------ Data supplied

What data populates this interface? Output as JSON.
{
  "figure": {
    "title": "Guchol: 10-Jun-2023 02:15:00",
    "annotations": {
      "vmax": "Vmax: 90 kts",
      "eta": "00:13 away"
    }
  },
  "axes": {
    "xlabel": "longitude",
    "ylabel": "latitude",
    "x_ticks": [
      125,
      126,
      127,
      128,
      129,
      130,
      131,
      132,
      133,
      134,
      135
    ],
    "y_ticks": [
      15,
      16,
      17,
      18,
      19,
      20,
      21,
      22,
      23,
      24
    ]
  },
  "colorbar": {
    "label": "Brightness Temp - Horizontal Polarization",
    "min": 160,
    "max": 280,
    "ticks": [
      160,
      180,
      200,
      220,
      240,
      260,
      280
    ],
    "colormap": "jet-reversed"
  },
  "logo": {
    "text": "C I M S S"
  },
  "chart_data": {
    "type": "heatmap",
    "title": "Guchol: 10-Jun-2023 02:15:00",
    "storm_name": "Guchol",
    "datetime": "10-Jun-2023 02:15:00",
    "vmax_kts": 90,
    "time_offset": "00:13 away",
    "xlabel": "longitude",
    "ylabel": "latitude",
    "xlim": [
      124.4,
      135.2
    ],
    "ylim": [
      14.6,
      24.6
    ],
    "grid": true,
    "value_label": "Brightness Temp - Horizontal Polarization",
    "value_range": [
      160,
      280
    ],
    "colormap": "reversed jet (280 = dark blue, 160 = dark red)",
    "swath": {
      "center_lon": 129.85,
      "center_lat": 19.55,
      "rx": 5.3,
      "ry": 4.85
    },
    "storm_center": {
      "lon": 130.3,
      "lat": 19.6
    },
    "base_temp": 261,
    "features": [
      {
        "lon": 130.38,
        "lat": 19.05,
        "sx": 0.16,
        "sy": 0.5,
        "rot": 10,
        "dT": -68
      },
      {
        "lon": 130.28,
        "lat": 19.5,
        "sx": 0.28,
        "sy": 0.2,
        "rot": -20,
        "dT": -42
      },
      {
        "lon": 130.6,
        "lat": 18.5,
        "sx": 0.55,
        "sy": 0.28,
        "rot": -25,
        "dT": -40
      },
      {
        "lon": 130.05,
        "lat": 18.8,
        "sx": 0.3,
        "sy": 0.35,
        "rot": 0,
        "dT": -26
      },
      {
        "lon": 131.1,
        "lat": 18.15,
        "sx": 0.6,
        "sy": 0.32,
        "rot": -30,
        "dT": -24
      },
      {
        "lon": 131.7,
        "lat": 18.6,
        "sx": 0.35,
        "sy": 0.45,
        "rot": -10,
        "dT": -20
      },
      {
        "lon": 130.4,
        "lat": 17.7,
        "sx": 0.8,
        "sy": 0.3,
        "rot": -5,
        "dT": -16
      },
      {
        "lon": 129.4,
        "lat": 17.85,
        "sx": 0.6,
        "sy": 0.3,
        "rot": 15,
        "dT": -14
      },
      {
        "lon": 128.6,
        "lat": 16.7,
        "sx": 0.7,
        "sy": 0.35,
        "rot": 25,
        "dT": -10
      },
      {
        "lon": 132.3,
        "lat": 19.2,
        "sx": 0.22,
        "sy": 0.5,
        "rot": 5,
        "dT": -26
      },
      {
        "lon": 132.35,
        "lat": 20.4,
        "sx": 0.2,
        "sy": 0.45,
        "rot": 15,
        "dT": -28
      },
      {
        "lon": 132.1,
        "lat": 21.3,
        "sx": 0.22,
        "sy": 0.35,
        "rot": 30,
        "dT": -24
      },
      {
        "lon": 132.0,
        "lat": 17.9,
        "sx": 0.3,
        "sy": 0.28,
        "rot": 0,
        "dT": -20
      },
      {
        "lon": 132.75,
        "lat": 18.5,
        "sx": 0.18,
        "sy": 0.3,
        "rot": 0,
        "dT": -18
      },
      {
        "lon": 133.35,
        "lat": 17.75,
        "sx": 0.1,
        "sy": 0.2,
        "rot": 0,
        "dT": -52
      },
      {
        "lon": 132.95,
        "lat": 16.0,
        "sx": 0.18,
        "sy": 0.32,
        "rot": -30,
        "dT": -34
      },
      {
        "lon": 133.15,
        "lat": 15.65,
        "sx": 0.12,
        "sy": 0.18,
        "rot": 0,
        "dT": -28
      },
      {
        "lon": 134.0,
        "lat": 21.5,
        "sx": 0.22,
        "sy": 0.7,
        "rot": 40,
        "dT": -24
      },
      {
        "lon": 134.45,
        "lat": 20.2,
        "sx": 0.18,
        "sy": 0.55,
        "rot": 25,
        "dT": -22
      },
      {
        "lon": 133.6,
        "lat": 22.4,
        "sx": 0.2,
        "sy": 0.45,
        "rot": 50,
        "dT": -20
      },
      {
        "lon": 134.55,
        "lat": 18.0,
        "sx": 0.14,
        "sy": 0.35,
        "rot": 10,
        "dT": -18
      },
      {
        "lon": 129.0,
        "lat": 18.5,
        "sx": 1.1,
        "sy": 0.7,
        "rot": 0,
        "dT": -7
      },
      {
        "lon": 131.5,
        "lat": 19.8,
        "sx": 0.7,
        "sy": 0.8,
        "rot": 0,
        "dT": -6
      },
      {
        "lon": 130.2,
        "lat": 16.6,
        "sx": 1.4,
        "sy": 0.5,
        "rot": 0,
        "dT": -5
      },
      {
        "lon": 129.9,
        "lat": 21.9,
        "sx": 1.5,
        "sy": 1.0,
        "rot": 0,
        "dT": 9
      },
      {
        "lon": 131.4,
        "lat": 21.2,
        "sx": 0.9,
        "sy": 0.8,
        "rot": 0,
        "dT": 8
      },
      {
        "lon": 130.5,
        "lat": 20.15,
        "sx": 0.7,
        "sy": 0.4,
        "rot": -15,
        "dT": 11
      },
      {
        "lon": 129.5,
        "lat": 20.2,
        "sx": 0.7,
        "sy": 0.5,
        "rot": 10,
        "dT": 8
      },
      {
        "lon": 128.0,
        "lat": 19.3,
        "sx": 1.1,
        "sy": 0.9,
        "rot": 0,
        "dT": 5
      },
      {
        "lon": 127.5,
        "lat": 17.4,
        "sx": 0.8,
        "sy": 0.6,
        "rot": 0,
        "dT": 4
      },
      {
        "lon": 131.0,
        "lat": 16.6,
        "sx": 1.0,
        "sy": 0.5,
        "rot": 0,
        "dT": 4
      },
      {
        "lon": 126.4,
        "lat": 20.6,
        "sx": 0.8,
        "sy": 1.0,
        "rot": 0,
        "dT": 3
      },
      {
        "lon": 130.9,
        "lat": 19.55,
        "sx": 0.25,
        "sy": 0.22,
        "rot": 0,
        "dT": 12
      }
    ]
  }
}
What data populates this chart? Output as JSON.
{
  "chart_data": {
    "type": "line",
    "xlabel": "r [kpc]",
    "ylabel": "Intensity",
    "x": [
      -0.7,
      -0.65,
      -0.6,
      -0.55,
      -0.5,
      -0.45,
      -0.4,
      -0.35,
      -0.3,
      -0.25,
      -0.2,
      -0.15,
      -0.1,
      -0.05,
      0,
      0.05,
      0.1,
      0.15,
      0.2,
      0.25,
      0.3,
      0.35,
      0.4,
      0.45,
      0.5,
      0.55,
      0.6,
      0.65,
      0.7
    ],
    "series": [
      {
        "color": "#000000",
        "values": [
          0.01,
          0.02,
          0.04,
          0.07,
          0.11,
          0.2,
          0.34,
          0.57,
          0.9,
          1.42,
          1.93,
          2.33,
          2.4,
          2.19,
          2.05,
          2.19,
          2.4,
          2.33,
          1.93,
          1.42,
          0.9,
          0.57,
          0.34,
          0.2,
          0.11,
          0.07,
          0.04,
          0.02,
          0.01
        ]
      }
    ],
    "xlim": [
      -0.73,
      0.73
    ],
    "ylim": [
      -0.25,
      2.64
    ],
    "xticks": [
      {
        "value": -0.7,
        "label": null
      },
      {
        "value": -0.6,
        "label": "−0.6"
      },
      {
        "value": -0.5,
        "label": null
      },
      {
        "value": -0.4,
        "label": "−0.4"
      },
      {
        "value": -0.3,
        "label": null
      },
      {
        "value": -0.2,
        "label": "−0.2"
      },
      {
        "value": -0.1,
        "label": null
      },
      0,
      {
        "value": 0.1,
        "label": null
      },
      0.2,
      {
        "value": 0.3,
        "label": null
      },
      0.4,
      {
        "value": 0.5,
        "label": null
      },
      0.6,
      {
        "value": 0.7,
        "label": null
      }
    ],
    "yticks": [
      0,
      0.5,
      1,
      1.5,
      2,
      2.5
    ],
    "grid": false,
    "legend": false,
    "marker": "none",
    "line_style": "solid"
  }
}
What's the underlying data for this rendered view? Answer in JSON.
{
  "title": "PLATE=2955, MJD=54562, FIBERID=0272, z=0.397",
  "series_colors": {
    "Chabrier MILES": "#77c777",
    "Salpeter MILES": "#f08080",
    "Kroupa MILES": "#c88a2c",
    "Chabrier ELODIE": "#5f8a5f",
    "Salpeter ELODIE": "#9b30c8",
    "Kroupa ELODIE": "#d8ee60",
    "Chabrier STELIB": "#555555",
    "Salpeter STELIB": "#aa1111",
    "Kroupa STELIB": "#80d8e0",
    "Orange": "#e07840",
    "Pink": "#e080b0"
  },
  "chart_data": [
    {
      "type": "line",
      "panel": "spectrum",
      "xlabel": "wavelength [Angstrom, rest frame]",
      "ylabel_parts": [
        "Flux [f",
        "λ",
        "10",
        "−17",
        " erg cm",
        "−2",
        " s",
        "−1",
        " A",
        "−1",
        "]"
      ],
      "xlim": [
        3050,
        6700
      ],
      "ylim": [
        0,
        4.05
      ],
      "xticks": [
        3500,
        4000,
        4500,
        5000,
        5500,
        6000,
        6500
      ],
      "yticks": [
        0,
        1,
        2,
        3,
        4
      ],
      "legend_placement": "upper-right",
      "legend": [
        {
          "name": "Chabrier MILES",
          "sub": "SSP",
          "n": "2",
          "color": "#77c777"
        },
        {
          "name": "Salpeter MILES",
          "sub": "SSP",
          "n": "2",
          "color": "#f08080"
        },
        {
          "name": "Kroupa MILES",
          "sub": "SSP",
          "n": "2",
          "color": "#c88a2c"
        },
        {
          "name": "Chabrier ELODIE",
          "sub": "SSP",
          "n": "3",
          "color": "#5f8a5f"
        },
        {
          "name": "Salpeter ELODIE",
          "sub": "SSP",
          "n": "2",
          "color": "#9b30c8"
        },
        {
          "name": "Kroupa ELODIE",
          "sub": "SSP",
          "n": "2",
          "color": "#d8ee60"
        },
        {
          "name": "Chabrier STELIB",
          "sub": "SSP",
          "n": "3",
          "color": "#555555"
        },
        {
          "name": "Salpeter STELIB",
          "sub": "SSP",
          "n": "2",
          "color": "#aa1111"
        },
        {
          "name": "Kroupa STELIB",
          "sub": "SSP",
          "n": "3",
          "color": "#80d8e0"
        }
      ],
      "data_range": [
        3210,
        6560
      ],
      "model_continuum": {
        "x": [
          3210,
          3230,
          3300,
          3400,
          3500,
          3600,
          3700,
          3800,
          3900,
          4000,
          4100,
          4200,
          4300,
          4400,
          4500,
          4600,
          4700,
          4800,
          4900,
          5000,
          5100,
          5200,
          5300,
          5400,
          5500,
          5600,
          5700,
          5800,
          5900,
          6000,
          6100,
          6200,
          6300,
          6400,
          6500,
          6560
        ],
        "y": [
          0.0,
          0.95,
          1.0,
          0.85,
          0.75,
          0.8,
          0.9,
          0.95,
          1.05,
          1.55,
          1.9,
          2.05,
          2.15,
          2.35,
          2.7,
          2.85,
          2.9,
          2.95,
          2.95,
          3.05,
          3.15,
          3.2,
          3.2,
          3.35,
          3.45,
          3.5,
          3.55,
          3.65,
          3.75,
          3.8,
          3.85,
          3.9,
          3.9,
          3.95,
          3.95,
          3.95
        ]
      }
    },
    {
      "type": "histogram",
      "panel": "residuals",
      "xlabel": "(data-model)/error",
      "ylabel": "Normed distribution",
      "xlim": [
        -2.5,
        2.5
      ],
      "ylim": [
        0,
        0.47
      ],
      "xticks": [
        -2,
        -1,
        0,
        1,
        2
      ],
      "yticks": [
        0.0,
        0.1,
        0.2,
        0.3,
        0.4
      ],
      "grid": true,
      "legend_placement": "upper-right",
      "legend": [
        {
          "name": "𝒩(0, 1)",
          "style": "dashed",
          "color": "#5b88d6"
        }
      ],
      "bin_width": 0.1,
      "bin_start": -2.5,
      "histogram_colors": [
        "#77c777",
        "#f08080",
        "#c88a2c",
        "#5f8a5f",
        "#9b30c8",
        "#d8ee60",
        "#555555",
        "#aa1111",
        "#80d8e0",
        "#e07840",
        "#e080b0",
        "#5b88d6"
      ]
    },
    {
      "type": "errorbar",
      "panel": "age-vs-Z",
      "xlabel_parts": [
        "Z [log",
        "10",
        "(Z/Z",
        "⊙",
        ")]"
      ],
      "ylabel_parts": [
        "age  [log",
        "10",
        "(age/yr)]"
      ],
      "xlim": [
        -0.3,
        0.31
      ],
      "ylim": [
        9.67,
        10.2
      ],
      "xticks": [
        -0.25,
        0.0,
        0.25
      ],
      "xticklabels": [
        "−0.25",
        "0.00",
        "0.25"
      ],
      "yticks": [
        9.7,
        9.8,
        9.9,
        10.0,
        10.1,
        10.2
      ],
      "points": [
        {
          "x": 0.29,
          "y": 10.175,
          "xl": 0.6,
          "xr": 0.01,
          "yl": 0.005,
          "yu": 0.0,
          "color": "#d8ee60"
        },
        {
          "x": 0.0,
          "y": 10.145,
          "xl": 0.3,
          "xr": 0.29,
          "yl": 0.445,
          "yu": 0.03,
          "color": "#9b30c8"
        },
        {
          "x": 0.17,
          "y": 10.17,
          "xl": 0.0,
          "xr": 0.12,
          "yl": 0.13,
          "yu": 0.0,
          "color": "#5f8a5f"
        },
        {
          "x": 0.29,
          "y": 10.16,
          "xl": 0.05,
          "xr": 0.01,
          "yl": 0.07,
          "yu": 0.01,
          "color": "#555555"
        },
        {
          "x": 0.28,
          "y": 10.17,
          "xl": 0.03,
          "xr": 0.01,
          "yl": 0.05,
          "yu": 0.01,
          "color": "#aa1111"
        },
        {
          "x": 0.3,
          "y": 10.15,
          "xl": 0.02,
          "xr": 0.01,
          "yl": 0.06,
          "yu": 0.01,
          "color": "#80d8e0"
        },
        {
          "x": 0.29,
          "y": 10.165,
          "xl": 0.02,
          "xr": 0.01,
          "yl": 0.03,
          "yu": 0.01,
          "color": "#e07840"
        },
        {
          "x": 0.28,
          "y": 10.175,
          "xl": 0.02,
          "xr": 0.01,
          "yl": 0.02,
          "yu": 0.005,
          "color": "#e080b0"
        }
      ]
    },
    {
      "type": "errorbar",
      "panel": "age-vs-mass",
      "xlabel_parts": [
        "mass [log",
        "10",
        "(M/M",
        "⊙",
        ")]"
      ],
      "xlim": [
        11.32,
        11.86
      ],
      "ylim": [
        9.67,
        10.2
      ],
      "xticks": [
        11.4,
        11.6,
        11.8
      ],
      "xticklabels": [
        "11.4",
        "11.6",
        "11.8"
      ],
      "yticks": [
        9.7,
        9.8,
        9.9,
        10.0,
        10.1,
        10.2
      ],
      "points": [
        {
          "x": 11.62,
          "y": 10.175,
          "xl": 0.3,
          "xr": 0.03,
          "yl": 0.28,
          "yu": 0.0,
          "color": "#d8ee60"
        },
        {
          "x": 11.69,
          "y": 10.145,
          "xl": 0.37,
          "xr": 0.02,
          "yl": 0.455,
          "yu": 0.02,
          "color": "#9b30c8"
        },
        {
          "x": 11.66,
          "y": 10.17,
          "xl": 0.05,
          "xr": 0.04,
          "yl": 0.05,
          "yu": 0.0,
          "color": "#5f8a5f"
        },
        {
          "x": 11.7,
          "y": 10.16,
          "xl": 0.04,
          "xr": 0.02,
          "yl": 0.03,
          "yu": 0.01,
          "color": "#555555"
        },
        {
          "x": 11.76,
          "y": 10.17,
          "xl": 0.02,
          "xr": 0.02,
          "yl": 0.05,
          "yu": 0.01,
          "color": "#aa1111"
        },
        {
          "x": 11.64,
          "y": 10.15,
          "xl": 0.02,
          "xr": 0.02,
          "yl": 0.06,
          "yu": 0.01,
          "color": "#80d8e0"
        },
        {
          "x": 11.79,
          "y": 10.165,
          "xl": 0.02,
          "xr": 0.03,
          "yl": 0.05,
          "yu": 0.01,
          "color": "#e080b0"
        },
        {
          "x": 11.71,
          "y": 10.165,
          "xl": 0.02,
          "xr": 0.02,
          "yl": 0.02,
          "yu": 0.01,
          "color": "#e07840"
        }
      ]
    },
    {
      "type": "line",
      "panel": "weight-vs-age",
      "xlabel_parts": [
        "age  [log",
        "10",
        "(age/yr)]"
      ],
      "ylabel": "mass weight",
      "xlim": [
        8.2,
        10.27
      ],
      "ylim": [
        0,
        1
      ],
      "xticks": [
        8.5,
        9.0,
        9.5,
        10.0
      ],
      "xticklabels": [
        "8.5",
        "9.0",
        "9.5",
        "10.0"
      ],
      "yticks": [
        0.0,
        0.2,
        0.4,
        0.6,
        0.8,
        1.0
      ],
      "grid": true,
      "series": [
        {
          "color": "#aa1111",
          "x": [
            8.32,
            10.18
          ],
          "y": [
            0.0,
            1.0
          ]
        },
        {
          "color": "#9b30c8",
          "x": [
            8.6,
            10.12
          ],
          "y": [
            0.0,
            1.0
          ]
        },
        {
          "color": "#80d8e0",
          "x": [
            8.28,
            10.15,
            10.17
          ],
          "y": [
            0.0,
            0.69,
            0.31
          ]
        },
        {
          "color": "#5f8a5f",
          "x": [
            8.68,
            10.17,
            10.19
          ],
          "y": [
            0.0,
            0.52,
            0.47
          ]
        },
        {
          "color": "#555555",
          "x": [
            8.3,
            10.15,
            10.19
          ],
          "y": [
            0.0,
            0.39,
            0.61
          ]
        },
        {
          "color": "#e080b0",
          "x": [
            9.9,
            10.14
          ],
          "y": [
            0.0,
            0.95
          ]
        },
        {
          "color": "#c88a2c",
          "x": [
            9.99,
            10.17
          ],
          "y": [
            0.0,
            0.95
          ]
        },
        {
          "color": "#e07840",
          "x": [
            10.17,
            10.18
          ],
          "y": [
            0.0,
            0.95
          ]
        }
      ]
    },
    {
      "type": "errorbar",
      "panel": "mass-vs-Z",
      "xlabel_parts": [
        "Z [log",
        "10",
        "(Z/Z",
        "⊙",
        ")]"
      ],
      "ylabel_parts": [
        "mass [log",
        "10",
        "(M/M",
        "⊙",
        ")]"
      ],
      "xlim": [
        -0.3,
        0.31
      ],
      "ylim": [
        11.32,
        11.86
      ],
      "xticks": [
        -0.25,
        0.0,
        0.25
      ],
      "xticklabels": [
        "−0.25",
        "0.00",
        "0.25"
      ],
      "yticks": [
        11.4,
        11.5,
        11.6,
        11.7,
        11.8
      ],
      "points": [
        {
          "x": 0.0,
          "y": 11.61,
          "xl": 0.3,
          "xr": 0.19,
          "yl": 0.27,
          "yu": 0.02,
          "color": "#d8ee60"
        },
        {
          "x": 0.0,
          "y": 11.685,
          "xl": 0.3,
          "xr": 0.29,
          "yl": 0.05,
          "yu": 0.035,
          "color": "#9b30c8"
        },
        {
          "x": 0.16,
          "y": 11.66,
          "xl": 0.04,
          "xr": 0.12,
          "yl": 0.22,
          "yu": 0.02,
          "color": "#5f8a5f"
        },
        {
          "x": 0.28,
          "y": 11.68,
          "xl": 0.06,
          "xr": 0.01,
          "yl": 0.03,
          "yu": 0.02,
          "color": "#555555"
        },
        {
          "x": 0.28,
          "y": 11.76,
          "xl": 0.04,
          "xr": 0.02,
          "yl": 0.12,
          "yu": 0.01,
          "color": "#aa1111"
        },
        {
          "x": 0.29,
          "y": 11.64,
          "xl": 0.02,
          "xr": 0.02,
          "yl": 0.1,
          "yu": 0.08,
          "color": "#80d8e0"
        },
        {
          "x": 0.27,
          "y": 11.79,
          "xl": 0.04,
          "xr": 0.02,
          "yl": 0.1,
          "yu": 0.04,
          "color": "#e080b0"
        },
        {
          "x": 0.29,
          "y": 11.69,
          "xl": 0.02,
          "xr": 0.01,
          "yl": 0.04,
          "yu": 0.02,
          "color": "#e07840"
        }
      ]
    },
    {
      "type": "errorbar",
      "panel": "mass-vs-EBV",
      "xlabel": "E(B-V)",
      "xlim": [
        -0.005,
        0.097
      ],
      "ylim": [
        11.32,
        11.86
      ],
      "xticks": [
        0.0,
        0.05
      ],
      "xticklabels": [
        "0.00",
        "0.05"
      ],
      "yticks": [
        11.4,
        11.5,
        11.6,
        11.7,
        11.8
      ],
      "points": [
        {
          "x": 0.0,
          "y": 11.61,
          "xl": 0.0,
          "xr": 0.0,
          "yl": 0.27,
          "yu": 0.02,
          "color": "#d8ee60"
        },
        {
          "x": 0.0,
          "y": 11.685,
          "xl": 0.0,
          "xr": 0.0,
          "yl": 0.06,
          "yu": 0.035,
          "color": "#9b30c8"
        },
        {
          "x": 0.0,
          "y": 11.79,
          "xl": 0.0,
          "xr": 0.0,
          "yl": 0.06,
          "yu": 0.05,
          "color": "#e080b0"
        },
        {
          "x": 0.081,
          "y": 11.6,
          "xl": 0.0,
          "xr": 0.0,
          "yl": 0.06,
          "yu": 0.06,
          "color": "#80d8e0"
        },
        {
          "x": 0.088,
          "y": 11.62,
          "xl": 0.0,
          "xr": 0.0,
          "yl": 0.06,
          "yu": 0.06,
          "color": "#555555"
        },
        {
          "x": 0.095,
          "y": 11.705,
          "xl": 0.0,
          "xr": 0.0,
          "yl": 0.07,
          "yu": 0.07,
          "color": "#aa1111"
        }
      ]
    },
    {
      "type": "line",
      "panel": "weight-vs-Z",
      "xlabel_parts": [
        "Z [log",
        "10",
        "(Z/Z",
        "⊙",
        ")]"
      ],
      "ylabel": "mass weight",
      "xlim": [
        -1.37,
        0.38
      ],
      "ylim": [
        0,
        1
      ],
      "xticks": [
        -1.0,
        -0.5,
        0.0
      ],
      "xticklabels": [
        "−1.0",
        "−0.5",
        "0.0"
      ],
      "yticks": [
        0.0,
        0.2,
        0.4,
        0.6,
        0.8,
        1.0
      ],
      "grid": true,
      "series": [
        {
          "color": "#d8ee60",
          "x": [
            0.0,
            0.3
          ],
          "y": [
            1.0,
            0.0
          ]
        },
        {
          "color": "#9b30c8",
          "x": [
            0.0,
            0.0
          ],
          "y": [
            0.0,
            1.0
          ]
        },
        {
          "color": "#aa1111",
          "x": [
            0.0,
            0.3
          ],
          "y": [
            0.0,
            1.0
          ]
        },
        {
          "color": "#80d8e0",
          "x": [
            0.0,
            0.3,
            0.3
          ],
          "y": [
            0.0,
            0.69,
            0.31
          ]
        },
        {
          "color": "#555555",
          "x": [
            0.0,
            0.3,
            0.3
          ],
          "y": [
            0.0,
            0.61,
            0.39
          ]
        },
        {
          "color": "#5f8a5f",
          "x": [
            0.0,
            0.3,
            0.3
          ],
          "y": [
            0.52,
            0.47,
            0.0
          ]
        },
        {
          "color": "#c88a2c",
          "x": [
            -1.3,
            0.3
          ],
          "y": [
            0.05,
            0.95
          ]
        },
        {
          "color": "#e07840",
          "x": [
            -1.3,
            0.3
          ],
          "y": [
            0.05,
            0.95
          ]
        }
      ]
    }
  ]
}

------------

■ **Stated exercise**: Return only the number of lines in the preceding records that contain the string "STELIB".

■ **Finished task**: 6